* **SET PROBLEM**: Keep the images out and copy every entry below exactly.

* **DATASET ROWS**:
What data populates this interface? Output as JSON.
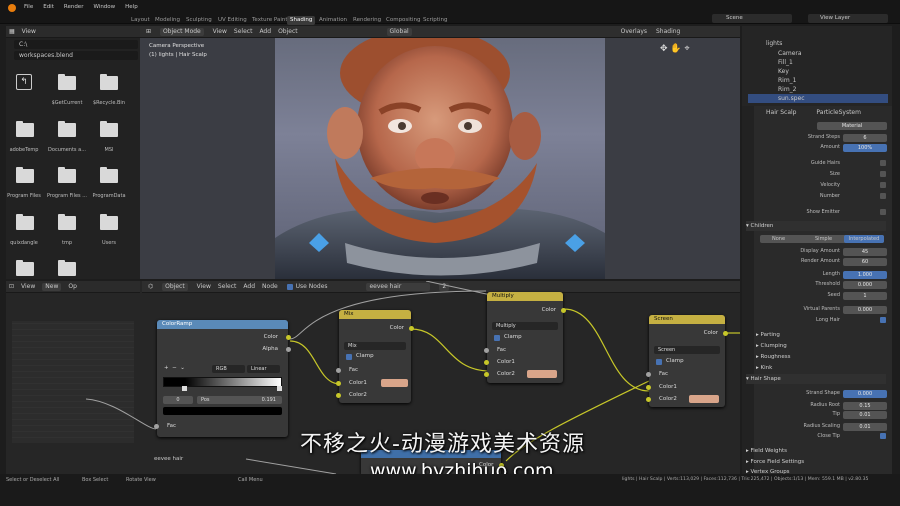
{
  "menubar": {
    "items": [
      "File",
      "Edit",
      "Render",
      "Window",
      "Help"
    ]
  },
  "workspace_tabs": [
    {
      "label": "Layout"
    },
    {
      "label": "Modeling"
    },
    {
      "label": "Sculpting"
    },
    {
      "label": "UV Editing"
    },
    {
      "label": "Texture Paint"
    },
    {
      "label": "Shading"
    },
    {
      "label": "Animation"
    },
    {
      "label": "Rendering"
    },
    {
      "label": "Compositing"
    },
    {
      "label": "Scripting"
    }
  ],
  "scene": {
    "label": "Scene"
  },
  "view_layer": {
    "label": "View Layer"
  },
  "file_browser": {
    "view_label": "View",
    "path": "C:\\",
    "filter": "workspaces.blend",
    "items": [
      {
        "label": ""
      },
      {
        "label": "$GetCurrent"
      },
      {
        "label": "$Recycle.Bin"
      },
      {
        "label": "adobeTemp"
      },
      {
        "label": "Documents a..."
      },
      {
        "label": "MSI"
      },
      {
        "label": "Program Files"
      },
      {
        "label": "Program Files ..."
      },
      {
        "label": "ProgramData"
      },
      {
        "label": "quixdangle"
      },
      {
        "label": "tmp"
      },
      {
        "label": "Users"
      },
      {
        "label": ""
      },
      {
        "label": ""
      }
    ]
  },
  "viewport": {
    "mode": "Object Mode",
    "menu": [
      "View",
      "Select",
      "Add",
      "Object"
    ],
    "transform": "Global",
    "overlays": "Overlays",
    "shading": "Shading",
    "info1": "Camera Perspective",
    "info2": "(1) lights | Hair Scalp"
  },
  "outliner": {
    "rows": [
      {
        "label": "lights"
      },
      {
        "label": "Camera"
      },
      {
        "label": "Fill_1"
      },
      {
        "label": "Key"
      },
      {
        "label": "Rim_1"
      },
      {
        "label": "Rim_2"
      },
      {
        "label": "sun.spec"
      }
    ]
  },
  "properties": {
    "breadcrumb1": "Hair Scalp",
    "breadcrumb2": "ParticleSystem",
    "color_label": "Color",
    "color_value": "Material",
    "strand_steps_label": "Strand Steps",
    "strand_steps": "6",
    "amount_label": "Amount",
    "amount": "100%",
    "guide_hairs": "Guide Hairs",
    "size": "Size",
    "velocity": "Velocity",
    "number": "Number",
    "show_emitter": "Show Emitter",
    "children": "Children",
    "child_modes": [
      "None",
      "Simple",
      "Interpolated"
    ],
    "display_amount_label": "Display Amount",
    "display_amount": "45",
    "render_amount_label": "Render Amount",
    "render_amount": "60",
    "length_label": "Length",
    "length": "1.000",
    "threshold_label": "Threshold",
    "threshold": "0.000",
    "seed_label": "Seed",
    "seed": "1",
    "virtual_parents_label": "Virtual Parents",
    "virtual_parents": "0.000",
    "long_hair": "Long Hair",
    "parting": "Parting",
    "clumping": "Clumping",
    "roughness": "Roughness",
    "kink": "Kink",
    "hair_shape": "Hair Shape",
    "strand_shape_label": "Strand Shape",
    "strand_shape": "0.000",
    "radius_root_label": "Radius Root",
    "radius_root": "0.15",
    "tip_label": "Tip",
    "tip": "0.01",
    "radius_scaling_label": "Radius Scaling",
    "radius_scaling": "0.01",
    "close_tip": "Close Tip",
    "field_weights": "Field Weights",
    "force_field": "Force Field Settings",
    "vertex_groups": "Vertex Groups"
  },
  "node_editor": {
    "left_header": {
      "view": "View",
      "new": "New",
      "open": "Op"
    },
    "header": {
      "object": "Object",
      "menu": [
        "View",
        "Select",
        "Add",
        "Node"
      ],
      "use_nodes": "Use Nodes",
      "material": "eevee hair",
      "users": "2"
    },
    "material_name": "eevee hair",
    "colorramp": {
      "title": "ColorRamp",
      "out1": "Color",
      "out2": "Alpha",
      "mode": "RGB",
      "interp": "Linear",
      "index": "0",
      "pos_label": "Pos",
      "pos": "0.191",
      "in": "Fac"
    },
    "mix": {
      "title": "Mix",
      "out": "Color",
      "blend": "Mix",
      "clamp": "Clamp",
      "fac": "Fac",
      "c1": "Color1",
      "c2": "Color2"
    },
    "multiply": {
      "title": "Multiply",
      "out": "Color",
      "blend": "Multiply",
      "clamp": "Clamp",
      "fac": "Fac",
      "c1": "Color1",
      "c2": "Color2"
    },
    "screen": {
      "title": "Screen",
      "out": "Color",
      "blend": "Screen",
      "clamp": "Clamp",
      "fac": "Fac",
      "c1": "Color1",
      "c2": "Color2"
    },
    "bottom_node": {
      "out": "Color"
    }
  },
  "statusbar": {
    "items": [
      "Select or Deselect All",
      "Box Select",
      "Rotate View",
      "Call Menu"
    ],
    "stats": "lights | Hair Scalp | Verts:113,029 | Faces:112,736 | Tris:225,472 | Objects:1/13 | Mem: 559.1 MB | v2.80.35"
  },
  "watermark": {
    "line1": "不移之火-动漫游戏美术资源",
    "line2": "www.byzhihuo.com"
  },
  "colors": {
    "accent": "#4772b3",
    "node_mix_header": "#c5b042",
    "node_ramp_header": "#5a8ab8",
    "swatch": "#d9a58a",
    "socket": "#c7c729"
  }
}
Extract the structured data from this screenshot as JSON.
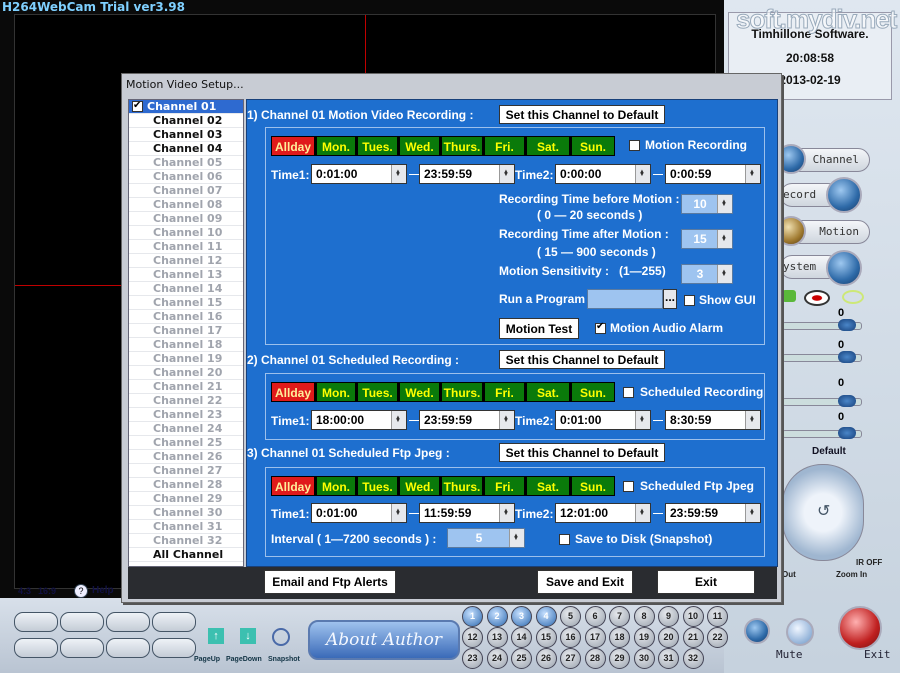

* **TASK RESULT**:
What data populates this interface? Output as JSON.
{
  "menubar": {
    "items": [
      "File",
      "Edit",
      "Render",
      "Window",
      "Help"
    ]
  },
  "workspace_tabs": [
    {
      "label": "Layout"
    },
    {
      "label": "Modeling"
    },
    {
      "label": "Sculpting"
    },
    {
      "label": "UV Editing"
    },
    {
      "label": "Texture Paint"
    },
    {
      "label": "Shading"
    },
    {
      "label": "Animation"
    },
    {
      "label": "Rendering"
    },
    {
      "label": "Compositing"
    },
    {
      "label": "Scripting"
    }
  ],
  "scene": {
    "label": "Scene"
  },
  "view_layer": {
    "label": "View Layer"
  },
  "file_browser": {
    "view_label": "View",
    "path": "C:\\",
    "filter": "workspaces.blend",
    "items": [
      {
        "label": ""
      },
      {
        "label": "$GetCurrent"
      },
      {
        "label": "$Recycle.Bin"
      },
      {
        "label": "adobeTemp"
      },
      {
        "label": "Documents a..."
      },
      {
        "label": "MSI"
      },
      {
        "label": "Program Files"
      },
      {
        "label": "Program Files ..."
      },
      {
        "label": "ProgramData"
      },
      {
        "label": "quixdangle"
      },
      {
        "label": "tmp"
      },
      {
        "label": "Users"
      },
      {
        "label": ""
      },
      {
        "label": ""
      }
    ]
  },
  "viewport": {
    "mode": "Object Mode",
    "menu": [
      "View",
      "Select",
      "Add",
      "Object"
    ],
    "transform": "Global",
    "overlays": "Overlays",
    "shading": "Shading",
    "info1": "Camera Perspective",
    "info2": "(1) lights | Hair Scalp"
  },
  "outliner": {
    "rows": [
      {
        "label": "lights"
      },
      {
        "label": "Camera"
      },
      {
        "label": "Fill_1"
      },
      {
        "label": "Key"
      },
      {
        "label": "Rim_1"
      },
      {
        "label": "Rim_2"
      },
      {
        "label": "sun.spec"
      }
    ]
  },
  "properties": {
    "breadcrumb1": "Hair Scalp",
    "breadcrumb2": "ParticleSystem",
    "color_label": "Color",
    "color_value": "Material",
    "strand_steps_label": "Strand Steps",
    "strand_steps": "6",
    "amount_label": "Amount",
    "amount": "100%",
    "guide_hairs": "Guide Hairs",
    "size": "Size",
    "velocity": "Velocity",
    "number": "Number",
    "show_emitter": "Show Emitter",
    "children": "Children",
    "child_modes": [
      "None",
      "Simple",
      "Interpolated"
    ],
    "display_amount_label": "Display Amount",
    "display_amount": "45",
    "render_amount_label": "Render Amount",
    "render_amount": "60",
    "length_label": "Length",
    "length": "1.000",
    "threshold_label": "Threshold",
    "threshold": "0.000",
    "seed_label": "Seed",
    "seed": "1",
    "virtual_parents_label": "Virtual Parents",
    "virtual_parents": "0.000",
    "long_hair": "Long Hair",
    "parting": "Parting",
    "clumping": "Clumping",
    "roughness": "Roughness",
    "kink": "Kink",
    "hair_shape": "Hair Shape",
    "strand_shape_label": "Strand Shape",
    "strand_shape": "0.000",
    "radius_root_label": "Radius Root",
    "radius_root": "0.15",
    "tip_label": "Tip",
    "tip": "0.01",
    "radius_scaling_label": "Radius Scaling",
    "radius_scaling": "0.01",
    "close_tip": "Close Tip",
    "field_weights": "Field Weights",
    "force_field": "Force Field Settings",
    "vertex_groups": "Vertex Groups"
  },
  "node_editor": {
    "left_header": {
      "view": "View",
      "new": "New",
      "open": "Op"
    },
    "header": {
      "object": "Object",
      "menu": [
        "View",
        "Select",
        "Add",
        "Node"
      ],
      "use_nodes": "Use Nodes",
      "material": "eevee hair",
      "users": "2"
    },
    "material_name": "eevee hair",
    "colorramp": {
      "title": "ColorRamp",
      "out1": "Color",
      "out2": "Alpha",
      "mode": "RGB",
      "interp": "Linear",
      "index": "0",
      "pos_label": "Pos",
      "pos": "0.191",
      "in": "Fac"
    },
    "mix": {
      "title": "Mix",
      "out": "Color",
      "blend": "Mix",
      "clamp": "Clamp",
      "fac": "Fac",
      "c1": "Color1",
      "c2": "Color2"
    },
    "multiply": {
      "title": "Multiply",
      "out": "Color",
      "blend": "Multiply",
      "clamp": "Clamp",
      "fac": "Fac",
      "c1": "Color1",
      "c2": "Color2"
    },
    "screen": {
      "title": "Screen",
      "out": "Color",
      "blend": "Screen",
      "clamp": "Clamp",
      "fac": "Fac",
      "c1": "Color1",
      "c2": "Color2"
    },
    "bottom_node": {
      "out": "Color"
    }
  },
  "statusbar": {
    "items": [
      "Select or Deselect All",
      "Box Select",
      "Rotate View",
      "Call Menu"
    ],
    "stats": "lights | Hair Scalp | Verts:113,029 | Faces:112,736 | Tris:225,472 | Objects:1/13 | Mem: 559.1 MB | v2.80.35"
  },
  "watermark": {
    "line1": "不移之火-动漫游戏美术资源",
    "line2": "www.byzhihuo.com"
  },
  "colors": {
    "accent": "#4772b3",
    "node_mix_header": "#c5b042",
    "node_ramp_header": "#5a8ab8",
    "swatch": "#d9a58a",
    "socket": "#c7c729"
  }
}
Extract the structured data from this screenshot as JSON.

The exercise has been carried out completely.